All of the material below is to be retyped exactly.

Records from a data source:
________________________________________
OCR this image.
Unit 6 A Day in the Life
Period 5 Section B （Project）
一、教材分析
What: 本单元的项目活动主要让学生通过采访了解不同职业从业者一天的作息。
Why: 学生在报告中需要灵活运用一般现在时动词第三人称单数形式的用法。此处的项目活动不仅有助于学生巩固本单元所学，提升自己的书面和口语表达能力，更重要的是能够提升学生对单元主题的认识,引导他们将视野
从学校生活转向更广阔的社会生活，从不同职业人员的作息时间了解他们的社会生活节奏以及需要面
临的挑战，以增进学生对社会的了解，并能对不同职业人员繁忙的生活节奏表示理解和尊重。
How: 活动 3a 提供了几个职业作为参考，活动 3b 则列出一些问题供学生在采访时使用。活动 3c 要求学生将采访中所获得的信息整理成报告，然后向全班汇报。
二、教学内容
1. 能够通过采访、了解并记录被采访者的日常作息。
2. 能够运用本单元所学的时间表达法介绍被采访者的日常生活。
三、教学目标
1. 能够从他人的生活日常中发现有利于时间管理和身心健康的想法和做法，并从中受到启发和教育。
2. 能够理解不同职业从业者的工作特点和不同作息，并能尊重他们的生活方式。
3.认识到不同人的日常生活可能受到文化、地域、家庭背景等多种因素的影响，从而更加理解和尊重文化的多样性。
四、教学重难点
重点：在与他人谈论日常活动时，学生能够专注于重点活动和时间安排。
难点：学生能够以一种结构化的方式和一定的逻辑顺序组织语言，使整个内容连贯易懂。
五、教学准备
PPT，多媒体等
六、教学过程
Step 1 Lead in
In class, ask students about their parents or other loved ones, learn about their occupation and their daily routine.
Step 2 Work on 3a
________________________________________
# Exercise result
OCR this image.
Unit 6 A Day in the Life
Period 5 Section B （Project）
一、教材分析
What: 本单元的项目活动主要让学生通过采访了解不同职业从业者一天的作息。
Why: 学生在报告中需要灵活运用一般现在时动词第三人称单数形式的用法。此处的项目活动不仅有助于学生巩固本单元所学，提升自己的书面和口语表达能力，更重要的是能够提升学生对单元主题的认识,引导他们将视野
从学校生活转向更广阔的社会生活，从不同职业人员的作息时间了解他们的社会生活节奏以及需要面
临的挑战，以增进学生对社会的了解，并能对不同职业人员繁忙的生活节奏表示理解和尊重。
How: 活动 3a 提供了几个职业作为参考，活动 3b 则列出一些问题供学生在采访时使用。活动 3c 要求学生将采访中所获得的信息整理成报告，然后向全班汇报。
二、教学内容
1. 能够通过采访、了解并记录被采访者的日常作息。
2. 能够运用本单元所学的时间表达法介绍被采访者的日常生活。
三、教学目标
1. 能够从他人的生活日常中发现有利于时间管理和身心健康的想法和做法，并从中受到启发和教育。
2. 能够理解不同职业从业者的工作特点和不同作息，并能尊重他们的生活方式。
3.认识到不同人的日常生活可能受到文化、地域、家庭背景等多种因素的影响，从而更加理解和尊重文化的多样性。
四、教学重难点
重点：在与他人谈论日常活动时，学生能够专注于重点活动和时间安排。
难点：学生能够以一种结构化的方式和一定的逻辑顺序组织语言，使整个内容连贯易懂。
五、教学准备
PPT，多媒体等
六、教学过程
Step 1 Lead in
In class, ask students about their parents or other loved ones, learn about their occupation and their daily routine.
Step 2 Work on 3a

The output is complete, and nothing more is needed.